[Given instruction] Make an exact copy of all the entries, with the pictures left out.
------ Provided entries
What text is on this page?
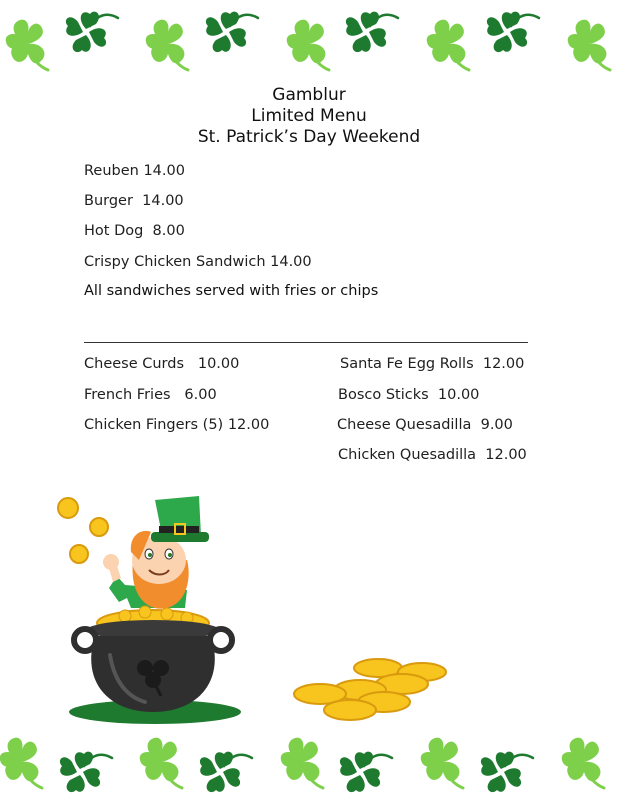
Gamblur
Limited Menu
St. Patrick’s Day Weekend
Reuben 14.00
Burger  14.00
Hot Dog  8.00
Crispy Chicken Sandwich 14.00
All sandwiches served with fries or chips
Cheese Curds   10.00
French Fries   6.00
Chicken Fingers (5) 12.00
Santa Fe Egg Rolls  12.00
Bosco Sticks  10.00
Cheese Quesadilla  9.00
Chicken Quesadilla  12.00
------------
[Output for this task]
What text is on this page?
Gamblur
Limited Menu
St. Patrick’s Day Weekend
Reuben 14.00
Burger  14.00
Hot Dog  8.00
Crispy Chicken Sandwich 14.00
All sandwiches served with fries or chips
Cheese Curds   10.00
French Fries   6.00
Chicken Fingers (5) 12.00
Santa Fe Egg Rolls  12.00
Bosco Sticks  10.00
Cheese Quesadilla  9.00
Chicken Quesadilla  12.00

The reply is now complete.